REQUIREMENT >>
Please copy down the following data unchanged, from the line containing "selected-curve-key[interactable] <box>385 272" through the line containing "stage-window: Asset View", including both of those lines and nothing else.

Listings of elements and regions >>
━━━━━━━━━━
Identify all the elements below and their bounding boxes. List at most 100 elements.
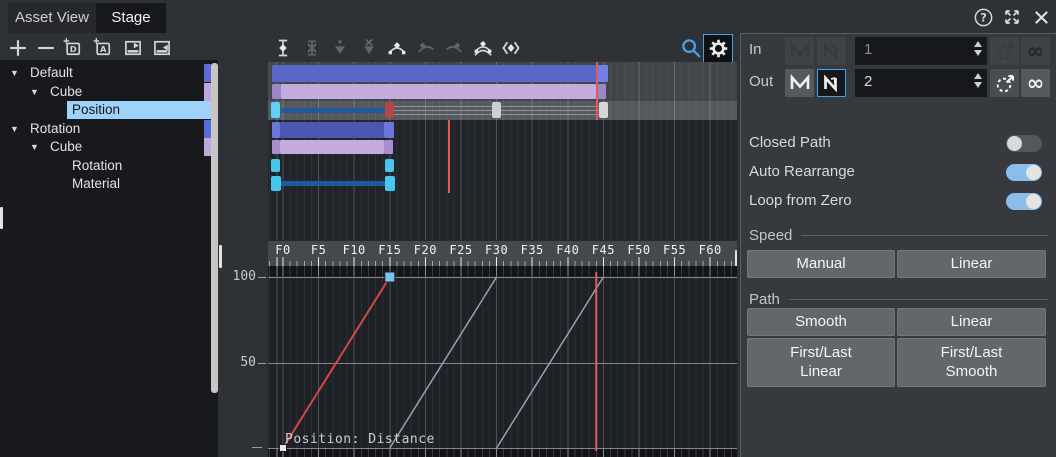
selected-curve-key[interactable] <box>385 272 395 282</box>
in-count-input[interactable]: 1 <box>855 37 987 65</box>
filter-keyframe-delete-icon[interactable] <box>357 36 381 60</box>
search-icon[interactable] <box>679 36 703 60</box>
timeline-bar[interactable] <box>272 140 281 154</box>
path-first-last-linear-button[interactable]: First/Last Linear <box>747 338 895 387</box>
out-count-spinner[interactable] <box>974 73 982 88</box>
stage-window: Asset View Stage ? DA ▼Default▼CubePosit… <box>0 0 1056 457</box>
out-wrap-m-button[interactable] <box>785 69 814 97</box>
speed-linear-button[interactable]: Linear <box>897 250 1046 278</box>
expand-caret-icon[interactable]: ▼ <box>30 83 39 101</box>
keyframe[interactable] <box>271 176 281 191</box>
curve-key-mid-icon[interactable] <box>414 36 438 60</box>
dopesheet[interactable] <box>268 62 737 240</box>
expand-caret-icon[interactable]: ▼ <box>10 64 19 82</box>
curve-plot[interactable] <box>268 266 737 457</box>
tree-item-rotation[interactable]: Rotation <box>0 157 218 175</box>
auto-rearrange-row: Auto Rearrange <box>741 163 1056 183</box>
tree-item-material[interactable]: Material <box>0 175 218 193</box>
tree-item-label: Rotation <box>30 120 80 138</box>
tab-stage[interactable]: Stage <box>96 3 166 33</box>
tree-item-cube[interactable]: ▼Cube <box>0 138 218 156</box>
tree-timeline-splitter-handle[interactable] <box>219 245 222 268</box>
timeline-bar[interactable] <box>384 122 394 138</box>
path-smooth-button[interactable]: Smooth <box>747 308 895 336</box>
loop-from-zero-toggle[interactable] <box>1006 193 1042 210</box>
minus-icon[interactable] <box>34 36 58 60</box>
save-play-icon[interactable] <box>121 36 145 60</box>
delete-keyframe-icon[interactable] <box>300 36 324 60</box>
in-wrap-n-button[interactable] <box>817 37 846 65</box>
out-loop-button[interactable] <box>990 69 1019 97</box>
insert-keyframe-icon[interactable] <box>271 36 295 60</box>
settings-gear-button[interactable] <box>703 34 733 63</box>
keyframe[interactable] <box>599 102 608 118</box>
playhead[interactable] <box>448 120 450 193</box>
out-infinity-button[interactable]: ∞ <box>1021 69 1050 97</box>
expand-caret-icon[interactable]: ▼ <box>30 138 39 156</box>
keyframe[interactable] <box>492 102 501 118</box>
timeline-bar[interactable] <box>272 84 281 99</box>
timeline-bar[interactable] <box>597 65 608 82</box>
curve-key-all-icon[interactable] <box>471 36 495 60</box>
add-d-icon[interactable]: D <box>61 36 85 60</box>
path-first-last-smooth-button[interactable]: First/Last Smooth <box>897 338 1046 387</box>
timeline-bar[interactable] <box>272 65 597 82</box>
path-linear-button[interactable]: Linear <box>897 308 1046 336</box>
timeline-bar[interactable] <box>281 84 596 99</box>
key-brackets-icon[interactable] <box>499 36 523 60</box>
closed-path-toggle[interactable] <box>1006 135 1042 152</box>
expand-caret-icon[interactable]: ▼ <box>10 120 19 138</box>
infinity-icon: ∞ <box>1027 41 1045 61</box>
in-infinity-button[interactable]: ∞ <box>1021 37 1050 65</box>
maximize-icon[interactable] <box>1001 6 1023 28</box>
timeline-bar[interactable] <box>272 122 281 138</box>
add-a-icon[interactable]: A <box>91 36 115 60</box>
tree-item-rotation[interactable]: ▼ Rotation <box>0 120 218 138</box>
help-icon[interactable]: ? <box>972 6 994 28</box>
in-count-spinner[interactable] <box>974 41 982 56</box>
curve-key-start-icon[interactable] <box>385 36 409 60</box>
frame-label: F20 <box>414 243 437 257</box>
close-icon[interactable] <box>1030 6 1052 28</box>
out-wrap-n-button[interactable] <box>817 69 846 97</box>
loop-from-zero-row: Loop from Zero <box>741 192 1056 212</box>
in-wrap-m-button[interactable] <box>785 37 814 65</box>
out-count-input[interactable]: 2 <box>855 69 987 97</box>
tree-item-default[interactable]: ▼Default <box>0 64 218 82</box>
tree-item-cube[interactable]: ▼Cube <box>0 83 218 101</box>
track-color-strip <box>204 138 211 156</box>
curve-editor[interactable]: Position: Distance <box>268 266 737 457</box>
path-section-header: Path <box>749 290 1048 308</box>
save-import-icon[interactable] <box>150 36 174 60</box>
frame-ruler[interactable]: F0F5F10F15F20F25F30F35F40F45F50F55F60 <box>268 240 737 266</box>
track-color-strip <box>204 120 211 138</box>
curve-segment[interactable] <box>283 277 390 448</box>
filter-keyframe-icon[interactable] <box>328 36 352 60</box>
timeline-bar[interactable] <box>280 122 384 138</box>
keyframe[interactable] <box>271 159 280 172</box>
keyframe-connector[interactable] <box>282 108 390 113</box>
curve-segment[interactable] <box>390 277 497 448</box>
in-loop-button[interactable] <box>990 37 1019 65</box>
curve-key-end-icon[interactable] <box>442 36 466 60</box>
tree-item-position[interactable]: Position <box>0 101 218 119</box>
tab-asset-view[interactable]: Asset View <box>8 3 96 33</box>
plus-icon[interactable] <box>6 36 30 60</box>
keyframe[interactable] <box>385 176 395 191</box>
left-edge-splitter-handle[interactable] <box>0 207 3 229</box>
keyframe-connector[interactable] <box>279 181 389 186</box>
timeline-bar[interactable] <box>280 140 384 154</box>
wrap-m-icon <box>789 40 811 62</box>
keyframe[interactable] <box>385 159 394 172</box>
keyframe[interactable] <box>385 102 394 118</box>
speed-manual-button[interactable]: Manual <box>747 250 895 278</box>
timeline-tree[interactable]: ▼Default▼CubePosition▼Rotation▼CubeRotat… <box>0 60 218 457</box>
frame-label: F55 <box>663 243 686 257</box>
timeline-bar[interactable] <box>384 140 393 154</box>
y-tick-0 <box>252 447 262 448</box>
curve-segment[interactable] <box>497 277 604 448</box>
auto-rearrange-toggle[interactable] <box>1006 164 1042 181</box>
playhead[interactable] <box>596 62 598 120</box>
frame-label: F25 <box>449 243 472 257</box>
keyframe[interactable] <box>271 102 280 118</box>
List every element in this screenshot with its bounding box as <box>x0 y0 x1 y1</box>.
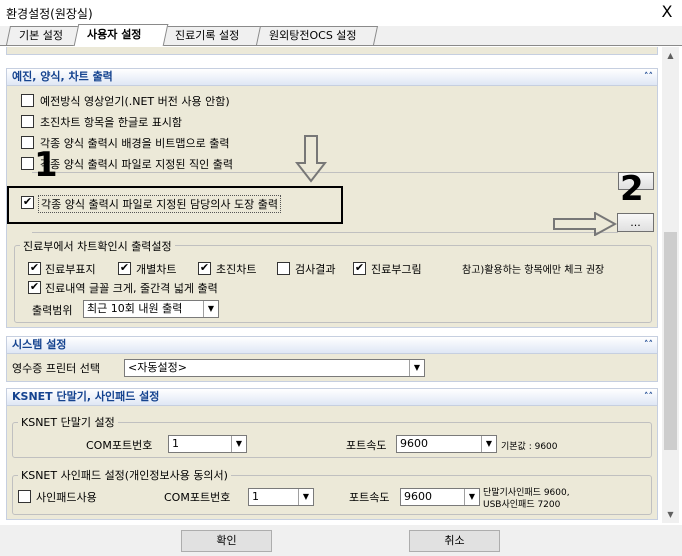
opt-legacy-capture-label: 예전방식 영상얻기(.NET 버전 사용 안함) <box>40 95 230 108</box>
chart-print-group-title: 진료부에서 차트확인시 출력설정 <box>20 238 175 254</box>
chevron-down-icon[interactable]: ▼ <box>464 489 479 505</box>
opt-doctor-stamp-label: 각종 양식 출력시 파일로 지정된 담당의사 도장 출력 <box>38 195 281 213</box>
right-arrow-annotation <box>553 212 617 236</box>
chk-large-text-checkbox[interactable]: ✔ <box>28 281 41 294</box>
terminal-speed-select[interactable]: 9600 ▼ <box>396 435 497 453</box>
signpad-group-title: KSNET 사인패드 설정(개인정보사용 동의서) <box>18 467 231 483</box>
terminal-speed-label: 포트속도 <box>346 439 387 452</box>
chevron-down-icon[interactable]: ▼ <box>409 360 424 376</box>
annotation-number-1: 1 <box>34 145 58 185</box>
chk-cover-label: 진료부표지 <box>45 263 96 276</box>
signpad-speed-label: 포트속도 <box>349 491 390 504</box>
scrollbar-thumb[interactable] <box>664 232 677 450</box>
collapse-icon[interactable]: ˄˄ <box>644 389 653 405</box>
chk-exam-label: 검사결과 <box>295 263 336 276</box>
chevron-down-icon[interactable]: ▼ <box>203 301 218 317</box>
terminal-group-title: KSNET 단말기 설정 <box>18 414 118 430</box>
prev-section-tail <box>6 47 658 55</box>
chk-drawing-label: 진료부그림 <box>371 263 422 276</box>
tab-record[interactable]: 진료기록 설정 <box>161 26 263 45</box>
opt-seal-file-label: 각종 양식 출력시 파일로 지정된 직인 출력 <box>40 158 234 171</box>
collapse-icon[interactable]: ˄˄ <box>644 69 653 85</box>
chevron-down-icon[interactable]: ▼ <box>231 436 246 452</box>
annotation-number-2: 2 <box>620 169 644 209</box>
chk-first-visit-checkbox[interactable]: ✔ <box>198 262 211 275</box>
opt-doctor-stamp-checkbox[interactable]: ✔ <box>21 196 34 209</box>
terminal-default-note: 기본값 : 9600 <box>501 442 558 452</box>
check-note: 참고)활용하는 항목에만 체크 권장 <box>462 265 605 276</box>
window-title: 환경설정(원장실) <box>6 7 93 21</box>
title-bar <box>0 0 682 26</box>
chk-exam-checkbox[interactable] <box>277 262 290 275</box>
signpad-speed-select[interactable]: 9600 ▼ <box>400 488 480 506</box>
down-arrow-annotation <box>295 135 327 183</box>
opt-korean-chart-label: 초진차트 항목을 한글로 표시함 <box>40 116 183 129</box>
chk-cover-checkbox[interactable]: ✔ <box>28 262 41 275</box>
collapse-icon[interactable]: ˄˄ <box>644 337 653 353</box>
range-select[interactable]: 최근 10회 내원 출력 ▼ <box>83 300 219 318</box>
receipt-printer-select[interactable]: <자동설정> ▼ <box>124 359 425 377</box>
opt-bitmap-bg-label: 각종 양식 출력시 배경을 비트맵으로 출력 <box>40 137 230 150</box>
signpad-use-checkbox[interactable] <box>18 490 31 503</box>
chk-first-visit-label: 초진차트 <box>216 263 257 276</box>
signpad-use-label: 사인패드사용 <box>36 491 97 504</box>
browse-button[interactable]: ... <box>617 213 654 232</box>
signpad-port-label: COM포트번호 <box>164 491 231 504</box>
tab-user[interactable]: 사용자 설정 <box>73 24 169 46</box>
chevron-down-icon[interactable]: ▼ <box>298 489 313 505</box>
receipt-printer-label: 영수증 프린터 선택 <box>12 362 100 375</box>
chk-large-text-label: 진료내역 글꼴 크게, 줄간격 넓게 출력 <box>45 282 218 295</box>
signpad-note-line2: USB사인패드 7200 <box>483 500 561 510</box>
section-header-print[interactable]: 예진, 양식, 차트 출력 ˄˄ <box>6 68 658 86</box>
section-header-system[interactable]: 시스템 설정 ˄˄ <box>6 336 658 354</box>
chk-individual-checkbox[interactable]: ✔ <box>118 262 131 275</box>
chevron-down-icon[interactable]: ▼ <box>481 436 496 452</box>
divider <box>32 232 618 233</box>
scroll-up-icon[interactable]: ▲ <box>664 49 677 63</box>
opt-korean-chart-checkbox[interactable] <box>21 115 34 128</box>
range-label: 출력범위 <box>32 304 73 317</box>
opt-bitmap-bg-checkbox[interactable] <box>21 136 34 149</box>
scroll-down-icon[interactable]: ▼ <box>664 508 677 522</box>
signpad-port-select[interactable]: 1 ▼ <box>248 488 314 506</box>
opt-legacy-capture-checkbox[interactable] <box>21 94 34 107</box>
tab-basic[interactable]: 기본 설정 <box>5 26 81 45</box>
cancel-button[interactable]: 취소 <box>409 530 500 552</box>
section-header-ksnet[interactable]: KSNET 단말기, 사인패드 설정 ˄˄ <box>6 388 658 406</box>
terminal-port-select[interactable]: 1 ▼ <box>168 435 247 453</box>
ok-button[interactable]: 확인 <box>181 530 272 552</box>
close-icon[interactable]: X <box>654 1 680 23</box>
divider <box>32 172 652 173</box>
terminal-port-label: COM포트번호 <box>86 439 153 452</box>
chk-drawing-checkbox[interactable]: ✔ <box>353 262 366 275</box>
tab-ocs[interactable]: 원외탕전OCS 설정 <box>255 26 379 45</box>
chk-individual-label: 개별차트 <box>136 263 177 276</box>
opt-seal-file-checkbox[interactable] <box>21 157 34 170</box>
━━━━━━━━━━
EXERCISE ANSWER >>
selected-curve-key[interactable] <box>385 272 395 282</box>
in-count-input[interactable]: 1 <box>855 37 987 65</box>
filter-keyframe-delete-icon[interactable] <box>357 36 381 60</box>
search-icon[interactable] <box>679 36 703 60</box>
timeline-bar[interactable] <box>272 140 281 154</box>
path-first-last-linear-button[interactable]: First/Last Linear <box>747 338 895 387</box>
out-count-spinner[interactable] <box>974 73 982 88</box>
stage-window: Asset View Stage ? DA ▼Default▼CubePosit… <box>0 0 1056 457</box>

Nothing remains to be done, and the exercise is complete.